>>>>

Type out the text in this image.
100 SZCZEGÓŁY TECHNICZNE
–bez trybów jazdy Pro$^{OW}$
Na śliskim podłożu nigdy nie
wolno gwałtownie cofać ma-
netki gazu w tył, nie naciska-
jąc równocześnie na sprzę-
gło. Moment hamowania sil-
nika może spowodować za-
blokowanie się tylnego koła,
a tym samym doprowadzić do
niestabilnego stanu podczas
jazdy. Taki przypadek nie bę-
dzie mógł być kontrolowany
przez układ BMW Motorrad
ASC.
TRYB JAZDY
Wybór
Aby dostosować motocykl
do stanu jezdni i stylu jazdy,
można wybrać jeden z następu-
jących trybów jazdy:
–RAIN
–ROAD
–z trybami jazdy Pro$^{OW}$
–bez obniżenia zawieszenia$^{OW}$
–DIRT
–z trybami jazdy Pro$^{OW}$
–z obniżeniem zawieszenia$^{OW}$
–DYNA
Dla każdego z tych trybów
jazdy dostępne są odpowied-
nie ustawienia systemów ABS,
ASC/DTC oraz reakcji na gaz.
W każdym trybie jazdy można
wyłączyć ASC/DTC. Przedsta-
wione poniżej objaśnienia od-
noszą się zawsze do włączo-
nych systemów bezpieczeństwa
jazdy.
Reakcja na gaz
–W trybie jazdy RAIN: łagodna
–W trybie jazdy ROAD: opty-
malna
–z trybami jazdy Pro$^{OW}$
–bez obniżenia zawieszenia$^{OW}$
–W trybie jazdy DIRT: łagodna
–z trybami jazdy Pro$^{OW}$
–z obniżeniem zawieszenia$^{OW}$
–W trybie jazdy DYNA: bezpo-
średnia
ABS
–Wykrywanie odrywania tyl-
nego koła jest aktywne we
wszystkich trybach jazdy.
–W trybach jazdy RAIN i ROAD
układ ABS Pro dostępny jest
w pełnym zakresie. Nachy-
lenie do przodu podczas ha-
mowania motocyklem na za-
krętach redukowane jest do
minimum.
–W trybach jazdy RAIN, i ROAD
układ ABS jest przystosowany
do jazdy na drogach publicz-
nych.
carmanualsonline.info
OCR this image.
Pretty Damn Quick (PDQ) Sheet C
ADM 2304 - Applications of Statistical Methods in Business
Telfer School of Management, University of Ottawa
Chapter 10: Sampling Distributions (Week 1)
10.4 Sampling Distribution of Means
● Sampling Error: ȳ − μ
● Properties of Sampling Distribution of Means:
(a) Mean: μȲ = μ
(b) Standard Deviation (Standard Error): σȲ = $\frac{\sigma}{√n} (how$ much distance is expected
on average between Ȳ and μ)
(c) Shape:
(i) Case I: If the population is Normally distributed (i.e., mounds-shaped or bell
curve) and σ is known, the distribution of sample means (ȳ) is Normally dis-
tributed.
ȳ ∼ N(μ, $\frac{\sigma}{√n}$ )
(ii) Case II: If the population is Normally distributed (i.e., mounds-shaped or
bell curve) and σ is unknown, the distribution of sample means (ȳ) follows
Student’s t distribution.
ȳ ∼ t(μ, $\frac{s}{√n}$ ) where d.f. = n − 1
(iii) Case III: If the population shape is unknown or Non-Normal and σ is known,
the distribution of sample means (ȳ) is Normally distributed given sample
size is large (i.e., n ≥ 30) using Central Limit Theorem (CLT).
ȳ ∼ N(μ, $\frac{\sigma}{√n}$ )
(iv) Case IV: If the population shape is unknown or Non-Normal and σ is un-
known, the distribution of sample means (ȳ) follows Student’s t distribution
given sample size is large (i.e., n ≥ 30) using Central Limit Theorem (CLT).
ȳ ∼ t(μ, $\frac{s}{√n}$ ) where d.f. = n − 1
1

<<<<

WHAT NEEDS TO BE DONE: Each entry must be reproduced verbatim.

SOLUTION:
Type out the text in this image.
100 SZCZEGÓŁY TECHNICZNE
–bez trybów jazdy Pro$^{OW}$
Na śliskim podłożu nigdy nie
wolno gwałtownie cofać ma-
netki gazu w tył, nie naciska-
jąc równocześnie na sprzę-
gło. Moment hamowania sil-
nika może spowodować za-
blokowanie się tylnego koła,
a tym samym doprowadzić do
niestabilnego stanu podczas
jazdy. Taki przypadek nie bę-
dzie mógł być kontrolowany
przez układ BMW Motorrad
ASC.
TRYB JAZDY
Wybór
Aby dostosować motocykl
do stanu jezdni i stylu jazdy,
można wybrać jeden z następu-
jących trybów jazdy:
–RAIN
–ROAD
–z trybami jazdy Pro$^{OW}$
–bez obniżenia zawieszenia$^{OW}$
–DIRT
–z trybami jazdy Pro$^{OW}$
–z obniżeniem zawieszenia$^{OW}$
–DYNA
Dla każdego z tych trybów
jazdy dostępne są odpowied-
nie ustawienia systemów ABS,
ASC/DTC oraz reakcji na gaz.
W każdym trybie jazdy można
wyłączyć ASC/DTC. Przedsta-
wione poniżej objaśnienia od-
noszą się zawsze do włączo-
nych systemów bezpieczeństwa
jazdy.
Reakcja na gaz
–W trybie jazdy RAIN: łagodna
–W trybie jazdy ROAD: opty-
malna
–z trybami jazdy Pro$^{OW}$
–bez obniżenia zawieszenia$^{OW}$
–W trybie jazdy DIRT: łagodna
–z trybami jazdy Pro$^{OW}$
–z obniżeniem zawieszenia$^{OW}$
–W trybie jazdy DYNA: bezpo-
średnia
ABS
–Wykrywanie odrywania tyl-
nego koła jest aktywne we
wszystkich trybach jazdy.
–W trybach jazdy RAIN i ROAD
układ ABS Pro dostępny jest
w pełnym zakresie. Nachy-
lenie do przodu podczas ha-
mowania motocyklem na za-
krętach redukowane jest do
minimum.
–W trybach jazdy RAIN, i ROAD
układ ABS jest przystosowany
do jazdy na drogach publicz-
nych.
carmanualsonline.info
OCR this image.
Pretty Damn Quick (PDQ) Sheet C
ADM 2304 - Applications of Statistical Methods in Business
Telfer School of Management, University of Ottawa
Chapter 10: Sampling Distributions (Week 1)
10.4 Sampling Distribution of Means
● Sampling Error: ȳ − μ
● Properties of Sampling Distribution of Means:
(a) Mean: μȲ = μ
(b) Standard Deviation (Standard Error): σȲ = $\frac{\sigma}{√n} (how$ much distance is expected
on average between Ȳ and μ)
(c) Shape:
(i) Case I: If the population is Normally distributed (i.e., mounds-shaped or bell
curve) and σ is known, the distribution of sample means (ȳ) is Normally dis-
tributed.
ȳ ∼ N(μ, $\frac{\sigma}{√n}$ )
(ii) Case II: If the population is Normally distributed (i.e., mounds-shaped or
bell curve) and σ is unknown, the distribution of sample means (ȳ) follows
Student’s t distribution.
ȳ ∼ t(μ, $\frac{s}{√n}$ ) where d.f. = n − 1
(iii) Case III: If the population shape is unknown or Non-Normal and σ is known,
the distribution of sample means (ȳ) is Normally distributed given sample
size is large (i.e., n ≥ 30) using Central Limit Theorem (CLT).
ȳ ∼ N(μ, $\frac{\sigma}{√n}$ )
(iv) Case IV: If the population shape is unknown or Non-Normal and σ is un-
known, the distribution of sample means (ȳ) follows Student’s t distribution
given sample size is large (i.e., n ≥ 30) using Central Limit Theorem (CLT).
ȳ ∼ t(μ, $\frac{s}{√n}$ ) where d.f. = n − 1
1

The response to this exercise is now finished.